Given instruction:
Retype the material word for word.

Extracted information:

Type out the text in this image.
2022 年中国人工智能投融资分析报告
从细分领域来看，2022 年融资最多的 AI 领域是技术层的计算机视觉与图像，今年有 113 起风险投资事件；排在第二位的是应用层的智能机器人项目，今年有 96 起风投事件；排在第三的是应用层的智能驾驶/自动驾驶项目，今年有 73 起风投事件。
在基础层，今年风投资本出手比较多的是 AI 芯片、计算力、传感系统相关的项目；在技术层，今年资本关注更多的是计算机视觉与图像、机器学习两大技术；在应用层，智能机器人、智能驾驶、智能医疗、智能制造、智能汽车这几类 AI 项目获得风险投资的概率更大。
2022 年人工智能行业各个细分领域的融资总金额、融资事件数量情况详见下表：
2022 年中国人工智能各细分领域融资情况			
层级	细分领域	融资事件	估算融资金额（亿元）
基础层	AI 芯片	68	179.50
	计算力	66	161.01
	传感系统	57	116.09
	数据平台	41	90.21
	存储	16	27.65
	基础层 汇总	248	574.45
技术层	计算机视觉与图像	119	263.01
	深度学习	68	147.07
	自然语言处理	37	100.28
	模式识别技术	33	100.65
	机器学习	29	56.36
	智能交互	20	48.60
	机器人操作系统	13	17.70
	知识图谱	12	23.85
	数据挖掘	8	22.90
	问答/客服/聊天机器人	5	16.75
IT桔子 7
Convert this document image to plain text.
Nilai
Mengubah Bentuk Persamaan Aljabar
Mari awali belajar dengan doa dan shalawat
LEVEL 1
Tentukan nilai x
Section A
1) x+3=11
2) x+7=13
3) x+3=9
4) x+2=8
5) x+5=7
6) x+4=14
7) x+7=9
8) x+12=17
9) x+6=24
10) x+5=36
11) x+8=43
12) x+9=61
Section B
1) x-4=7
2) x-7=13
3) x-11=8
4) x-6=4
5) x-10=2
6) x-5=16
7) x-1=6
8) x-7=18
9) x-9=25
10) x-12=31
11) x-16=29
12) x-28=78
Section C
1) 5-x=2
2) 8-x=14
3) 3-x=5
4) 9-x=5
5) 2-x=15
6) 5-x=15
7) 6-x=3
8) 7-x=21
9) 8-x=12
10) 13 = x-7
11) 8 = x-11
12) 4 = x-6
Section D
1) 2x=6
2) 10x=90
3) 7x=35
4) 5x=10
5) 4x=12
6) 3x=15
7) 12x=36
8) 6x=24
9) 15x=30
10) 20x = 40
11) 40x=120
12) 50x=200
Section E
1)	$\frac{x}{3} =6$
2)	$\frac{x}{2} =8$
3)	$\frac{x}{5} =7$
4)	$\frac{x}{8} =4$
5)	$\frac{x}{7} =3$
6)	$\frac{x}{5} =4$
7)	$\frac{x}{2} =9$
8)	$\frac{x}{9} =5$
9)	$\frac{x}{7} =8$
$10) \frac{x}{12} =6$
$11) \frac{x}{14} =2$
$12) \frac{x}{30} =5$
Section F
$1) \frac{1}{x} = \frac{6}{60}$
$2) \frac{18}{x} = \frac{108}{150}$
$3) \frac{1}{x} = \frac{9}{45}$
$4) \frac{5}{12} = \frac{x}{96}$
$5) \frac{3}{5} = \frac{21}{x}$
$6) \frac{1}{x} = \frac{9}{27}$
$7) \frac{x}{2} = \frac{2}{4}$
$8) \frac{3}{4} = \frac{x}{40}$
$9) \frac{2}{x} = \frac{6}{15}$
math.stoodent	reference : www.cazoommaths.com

Solution for this problem:
Type out the text in this image.
2022 年中国人工智能投融资分析报告
从细分领域来看，2022 年融资最多的 AI 领域是技术层的计算机视觉与图像，今年有 113 起风险投资事件；排在第二位的是应用层的智能机器人项目，今年有 96 起风投事件；排在第三的是应用层的智能驾驶/自动驾驶项目，今年有 73 起风投事件。
在基础层，今年风投资本出手比较多的是 AI 芯片、计算力、传感系统相关的项目；在技术层，今年资本关注更多的是计算机视觉与图像、机器学习两大技术；在应用层，智能机器人、智能驾驶、智能医疗、智能制造、智能汽车这几类 AI 项目获得风险投资的概率更大。
2022 年人工智能行业各个细分领域的融资总金额、融资事件数量情况详见下表：
2022 年中国人工智能各细分领域融资情况			
层级	细分领域	融资事件	估算融资金额（亿元）
基础层	AI 芯片	68	179.50
	计算力	66	161.01
	传感系统	57	116.09
	数据平台	41	90.21
	存储	16	27.65
	基础层 汇总	248	574.45
技术层	计算机视觉与图像	119	263.01
	深度学习	68	147.07
	自然语言处理	37	100.28
	模式识别技术	33	100.65
	机器学习	29	56.36
	智能交互	20	48.60
	机器人操作系统	13	17.70
	知识图谱	12	23.85
	数据挖掘	8	22.90
	问答/客服/聊天机器人	5	16.75
IT桔子 7
Convert this document image to plain text.
Nilai
Mengubah Bentuk Persamaan Aljabar
Mari awali belajar dengan doa dan shalawat
LEVEL 1
Tentukan nilai x
Section A
1) x+3=11
2) x+7=13
3) x+3=9
4) x+2=8
5) x+5=7
6) x+4=14
7) x+7=9
8) x+12=17
9) x+6=24
10) x+5=36
11) x+8=43
12) x+9=61
Section B
1) x-4=7
2) x-7=13
3) x-11=8
4) x-6=4
5) x-10=2
6) x-5=16
7) x-1=6
8) x-7=18
9) x-9=25
10) x-12=31
11) x-16=29
12) x-28=78
Section C
1) 5-x=2
2) 8-x=14
3) 3-x=5
4) 9-x=5
5) 2-x=15
6) 5-x=15
7) 6-x=3
8) 7-x=21
9) 8-x=12
10) 13 = x-7
11) 8 = x-11
12) 4 = x-6
Section D
1) 2x=6
2) 10x=90
3) 7x=35
4) 5x=10
5) 4x=12
6) 3x=15
7) 12x=36
8) 6x=24
9) 15x=30
10) 20x = 40
11) 40x=120
12) 50x=200
Section E
1)	$\frac{x}{3} =6$
2)	$\frac{x}{2} =8$
3)	$\frac{x}{5} =7$
4)	$\frac{x}{8} =4$
5)	$\frac{x}{7} =3$
6)	$\frac{x}{5} =4$
7)	$\frac{x}{2} =9$
8)	$\frac{x}{9} =5$
9)	$\frac{x}{7} =8$
$10) \frac{x}{12} =6$
$11) \frac{x}{14} =2$
$12) \frac{x}{30} =5$
Section F
$1) \frac{1}{x} = \frac{6}{60}$
$2) \frac{18}{x} = \frac{108}{150}$
$3) \frac{1}{x} = \frac{9}{45}$
$4) \frac{5}{12} = \frac{x}{96}$
$5) \frac{3}{5} = \frac{21}{x}$
$6) \frac{1}{x} = \frac{9}{27}$
$7) \frac{x}{2} = \frac{2}{4}$
$8) \frac{3}{4} = \frac{x}{40}$
$9) \frac{2}{x} = \frac{6}{15}$
math.stoodent	reference : www.cazoommaths.com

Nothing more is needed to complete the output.